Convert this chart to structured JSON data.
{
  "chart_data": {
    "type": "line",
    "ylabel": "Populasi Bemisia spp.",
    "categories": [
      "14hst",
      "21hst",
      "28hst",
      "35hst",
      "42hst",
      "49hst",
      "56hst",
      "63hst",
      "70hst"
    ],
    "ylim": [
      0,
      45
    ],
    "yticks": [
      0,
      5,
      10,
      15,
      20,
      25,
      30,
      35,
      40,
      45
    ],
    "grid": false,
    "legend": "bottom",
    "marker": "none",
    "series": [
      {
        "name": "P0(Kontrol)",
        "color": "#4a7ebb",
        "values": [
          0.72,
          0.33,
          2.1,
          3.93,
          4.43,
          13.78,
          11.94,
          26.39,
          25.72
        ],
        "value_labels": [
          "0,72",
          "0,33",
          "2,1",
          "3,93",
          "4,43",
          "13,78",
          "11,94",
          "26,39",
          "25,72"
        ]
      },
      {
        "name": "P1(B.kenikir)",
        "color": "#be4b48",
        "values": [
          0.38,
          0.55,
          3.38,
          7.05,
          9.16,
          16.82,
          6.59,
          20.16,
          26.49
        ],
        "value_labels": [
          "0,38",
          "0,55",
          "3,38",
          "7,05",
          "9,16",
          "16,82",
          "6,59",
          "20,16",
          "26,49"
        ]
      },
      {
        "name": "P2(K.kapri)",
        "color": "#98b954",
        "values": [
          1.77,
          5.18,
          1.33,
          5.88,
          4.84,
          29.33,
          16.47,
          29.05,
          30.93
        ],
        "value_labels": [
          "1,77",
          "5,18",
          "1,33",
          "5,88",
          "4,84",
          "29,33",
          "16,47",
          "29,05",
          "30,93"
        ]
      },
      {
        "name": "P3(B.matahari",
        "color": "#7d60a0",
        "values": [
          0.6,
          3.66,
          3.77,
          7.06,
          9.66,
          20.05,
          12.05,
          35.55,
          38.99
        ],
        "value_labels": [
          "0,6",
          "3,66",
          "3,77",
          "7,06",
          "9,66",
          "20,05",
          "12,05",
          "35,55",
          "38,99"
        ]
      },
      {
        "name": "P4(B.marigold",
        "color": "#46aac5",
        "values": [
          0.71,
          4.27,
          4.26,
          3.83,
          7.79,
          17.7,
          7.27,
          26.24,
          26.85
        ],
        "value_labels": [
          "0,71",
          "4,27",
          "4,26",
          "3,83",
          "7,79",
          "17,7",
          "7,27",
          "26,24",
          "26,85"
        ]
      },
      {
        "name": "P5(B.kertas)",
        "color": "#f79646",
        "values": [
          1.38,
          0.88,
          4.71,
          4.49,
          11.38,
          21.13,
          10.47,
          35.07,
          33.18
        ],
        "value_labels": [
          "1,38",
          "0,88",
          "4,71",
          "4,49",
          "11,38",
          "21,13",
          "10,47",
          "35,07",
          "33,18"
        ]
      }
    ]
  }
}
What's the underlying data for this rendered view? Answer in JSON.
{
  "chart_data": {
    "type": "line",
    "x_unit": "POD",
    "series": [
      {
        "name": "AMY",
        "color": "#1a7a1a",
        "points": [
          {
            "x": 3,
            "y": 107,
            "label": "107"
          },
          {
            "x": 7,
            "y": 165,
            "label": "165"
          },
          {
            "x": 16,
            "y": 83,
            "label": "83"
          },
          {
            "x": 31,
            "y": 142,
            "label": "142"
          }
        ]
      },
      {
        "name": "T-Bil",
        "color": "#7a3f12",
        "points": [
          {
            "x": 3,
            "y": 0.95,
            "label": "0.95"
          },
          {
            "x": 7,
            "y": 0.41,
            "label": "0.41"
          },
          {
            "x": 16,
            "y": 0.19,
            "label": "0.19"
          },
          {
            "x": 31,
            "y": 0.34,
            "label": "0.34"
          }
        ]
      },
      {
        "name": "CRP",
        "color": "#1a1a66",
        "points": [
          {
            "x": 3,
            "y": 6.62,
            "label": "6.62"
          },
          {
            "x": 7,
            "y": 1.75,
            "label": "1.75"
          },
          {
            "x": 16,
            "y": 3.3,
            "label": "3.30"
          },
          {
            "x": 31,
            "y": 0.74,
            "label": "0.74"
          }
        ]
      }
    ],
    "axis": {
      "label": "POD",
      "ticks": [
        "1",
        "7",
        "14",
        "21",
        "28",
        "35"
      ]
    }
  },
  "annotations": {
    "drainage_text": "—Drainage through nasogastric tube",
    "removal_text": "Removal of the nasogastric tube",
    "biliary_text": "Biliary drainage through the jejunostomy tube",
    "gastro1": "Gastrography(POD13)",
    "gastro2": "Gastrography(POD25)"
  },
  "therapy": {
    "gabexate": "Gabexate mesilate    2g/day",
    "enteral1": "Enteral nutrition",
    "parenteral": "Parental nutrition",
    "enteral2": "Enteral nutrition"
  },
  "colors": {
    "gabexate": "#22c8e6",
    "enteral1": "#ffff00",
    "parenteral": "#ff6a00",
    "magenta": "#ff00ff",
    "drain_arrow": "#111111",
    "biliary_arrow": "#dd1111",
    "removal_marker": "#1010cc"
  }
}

-=-=-

#### [Work instructions]
Each record above should be restated word for word.

#### [The reply]
Convert this chart to structured JSON data.
{
  "chart_data": {
    "type": "line",
    "ylabel": "Populasi Bemisia spp.",
    "categories": [
      "14hst",
      "21hst",
      "28hst",
      "35hst",
      "42hst",
      "49hst",
      "56hst",
      "63hst",
      "70hst"
    ],
    "ylim": [
      0,
      45
    ],
    "yticks": [
      0,
      5,
      10,
      15,
      20,
      25,
      30,
      35,
      40,
      45
    ],
    "grid": false,
    "legend": "bottom",
    "marker": "none",
    "series": [
      {
        "name": "P0(Kontrol)",
        "color": "#4a7ebb",
        "values": [
          0.72,
          0.33,
          2.1,
          3.93,
          4.43,
          13.78,
          11.94,
          26.39,
          25.72
        ],
        "value_labels": [
          "0,72",
          "0,33",
          "2,1",
          "3,93",
          "4,43",
          "13,78",
          "11,94",
          "26,39",
          "25,72"
        ]
      },
      {
        "name": "P1(B.kenikir)",
        "color": "#be4b48",
        "values": [
          0.38,
          0.55,
          3.38,
          7.05,
          9.16,
          16.82,
          6.59,
          20.16,
          26.49
        ],
        "value_labels": [
          "0,38",
          "0,55",
          "3,38",
          "7,05",
          "9,16",
          "16,82",
          "6,59",
          "20,16",
          "26,49"
        ]
      },
      {
        "name": "P2(K.kapri)",
        "color": "#98b954",
        "values": [
          1.77,
          5.18,
          1.33,
          5.88,
          4.84,
          29.33,
          16.47,
          29.05,
          30.93
        ],
        "value_labels": [
          "1,77",
          "5,18",
          "1,33",
          "5,88",
          "4,84",
          "29,33",
          "16,47",
          "29,05",
          "30,93"
        ]
      },
      {
        "name": "P3(B.matahari",
        "color": "#7d60a0",
        "values": [
          0.6,
          3.66,
          3.77,
          7.06,
          9.66,
          20.05,
          12.05,
          35.55,
          38.99
        ],
        "value_labels": [
          "0,6",
          "3,66",
          "3,77",
          "7,06",
          "9,66",
          "20,05",
          "12,05",
          "35,55",
          "38,99"
        ]
      },
      {
        "name": "P4(B.marigold",
        "color": "#46aac5",
        "values": [
          0.71,
          4.27,
          4.26,
          3.83,
          7.79,
          17.7,
          7.27,
          26.24,
          26.85
        ],
        "value_labels": [
          "0,71",
          "4,27",
          "4,26",
          "3,83",
          "7,79",
          "17,7",
          "7,27",
          "26,24",
          "26,85"
        ]
      },
      {
        "name": "P5(B.kertas)",
        "color": "#f79646",
        "values": [
          1.38,
          0.88,
          4.71,
          4.49,
          11.38,
          21.13,
          10.47,
          35.07,
          33.18
        ],
        "value_labels": [
          "1,38",
          "0,88",
          "4,71",
          "4,49",
          "11,38",
          "21,13",
          "10,47",
          "35,07",
          "33,18"
        ]
      }
    ]
  }
}
What's the underlying data for this rendered view? Answer in JSON.
{
  "chart_data": {
    "type": "line",
    "x_unit": "POD",
    "series": [
      {
        "name": "AMY",
        "color": "#1a7a1a",
        "points": [
          {
            "x": 3,
            "y": 107,
            "label": "107"
          },
          {
            "x": 7,
            "y": 165,
            "label": "165"
          },
          {
            "x": 16,
            "y": 83,
            "label": "83"
          },
          {
            "x": 31,
            "y": 142,
            "label": "142"
          }
        ]
      },
      {
        "name": "T-Bil",
        "color": "#7a3f12",
        "points": [
          {
            "x": 3,
            "y": 0.95,
            "label": "0.95"
          },
          {
            "x": 7,
            "y": 0.41,
            "label": "0.41"
          },
          {
            "x": 16,
            "y": 0.19,
            "label": "0.19"
          },
          {
            "x": 31,
            "y": 0.34,
            "label": "0.34"
          }
        ]
      },
      {
        "name": "CRP",
        "color": "#1a1a66",
        "points": [
          {
            "x": 3,
            "y": 6.62,
            "label": "6.62"
          },
          {
            "x": 7,
            "y": 1.75,
            "label": "1.75"
          },
          {
            "x": 16,
            "y": 3.3,
            "label": "3.30"
          },
          {
            "x": 31,
            "y": 0.74,
            "label": "0.74"
          }
        ]
      }
    ],
    "axis": {
      "label": "POD",
      "ticks": [
        "1",
        "7",
        "14",
        "21",
        "28",
        "35"
      ]
    }
  },
  "annotations": {
    "drainage_text": "—Drainage through nasogastric tube",
    "removal_text": "Removal of the nasogastric tube",
    "biliary_text": "Biliary drainage through the jejunostomy tube",
    "gastro1": "Gastrography(POD13)",
    "gastro2": "Gastrography(POD25)"
  },
  "therapy": {
    "gabexate": "Gabexate mesilate    2g/day",
    "enteral1": "Enteral nutrition",
    "parenteral": "Parental nutrition",
    "enteral2": "Enteral nutrition"
  },
  "colors": {
    "gabexate": "#22c8e6",
    "enteral1": "#ffff00",
    "parenteral": "#ff6a00",
    "magenta": "#ff00ff",
    "drain_arrow": "#111111",
    "biliary_arrow": "#dd1111",
    "removal_marker": "#1010cc"
  }
}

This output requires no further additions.